=== Stored rows ===
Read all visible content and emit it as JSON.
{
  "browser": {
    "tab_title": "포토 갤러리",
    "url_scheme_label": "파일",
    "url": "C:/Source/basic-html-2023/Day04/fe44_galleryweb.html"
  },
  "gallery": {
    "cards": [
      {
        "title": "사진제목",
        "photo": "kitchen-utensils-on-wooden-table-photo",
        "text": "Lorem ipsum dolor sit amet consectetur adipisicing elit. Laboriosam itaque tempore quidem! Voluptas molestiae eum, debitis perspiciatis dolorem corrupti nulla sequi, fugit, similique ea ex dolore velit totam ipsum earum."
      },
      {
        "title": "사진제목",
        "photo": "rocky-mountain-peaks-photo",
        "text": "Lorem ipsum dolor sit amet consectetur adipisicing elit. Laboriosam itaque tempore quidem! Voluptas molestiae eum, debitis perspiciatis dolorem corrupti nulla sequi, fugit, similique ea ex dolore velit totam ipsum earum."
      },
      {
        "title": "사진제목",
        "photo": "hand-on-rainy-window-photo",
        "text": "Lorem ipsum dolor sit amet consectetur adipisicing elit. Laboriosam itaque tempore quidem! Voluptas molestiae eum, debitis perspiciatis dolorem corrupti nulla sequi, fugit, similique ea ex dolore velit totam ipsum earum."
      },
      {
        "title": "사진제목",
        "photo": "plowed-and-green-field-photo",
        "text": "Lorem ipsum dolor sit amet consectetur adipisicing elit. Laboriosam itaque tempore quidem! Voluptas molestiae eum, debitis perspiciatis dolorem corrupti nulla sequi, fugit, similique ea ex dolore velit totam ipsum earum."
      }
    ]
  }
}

=== Aim of the task ===
Please set down the whole listing above without altering a single line.

=== Response ===
Read all visible content and emit it as JSON.
{
  "browser": {
    "tab_title": "포토 갤러리",
    "url_scheme_label": "파일",
    "url": "C:/Source/basic-html-2023/Day04/fe44_galleryweb.html"
  },
  "gallery": {
    "cards": [
      {
        "title": "사진제목",
        "photo": "kitchen-utensils-on-wooden-table-photo",
        "text": "Lorem ipsum dolor sit amet consectetur adipisicing elit. Laboriosam itaque tempore quidem! Voluptas molestiae eum, debitis perspiciatis dolorem corrupti nulla sequi, fugit, similique ea ex dolore velit totam ipsum earum."
      },
      {
        "title": "사진제목",
        "photo": "rocky-mountain-peaks-photo",
        "text": "Lorem ipsum dolor sit amet consectetur adipisicing elit. Laboriosam itaque tempore quidem! Voluptas molestiae eum, debitis perspiciatis dolorem corrupti nulla sequi, fugit, similique ea ex dolore velit totam ipsum earum."
      },
      {
        "title": "사진제목",
        "photo": "hand-on-rainy-window-photo",
        "text": "Lorem ipsum dolor sit amet consectetur adipisicing elit. Laboriosam itaque tempore quidem! Voluptas molestiae eum, debitis perspiciatis dolorem corrupti nulla sequi, fugit, similique ea ex dolore velit totam ipsum earum."
      },
      {
        "title": "사진제목",
        "photo": "plowed-and-green-field-photo",
        "text": "Lorem ipsum dolor sit amet consectetur adipisicing elit. Laboriosam itaque tempore quidem! Voluptas molestiae eum, debitis perspiciatis dolorem corrupti nulla sequi, fugit, similique ea ex dolore velit totam ipsum earum."
      }
    ]
  }
}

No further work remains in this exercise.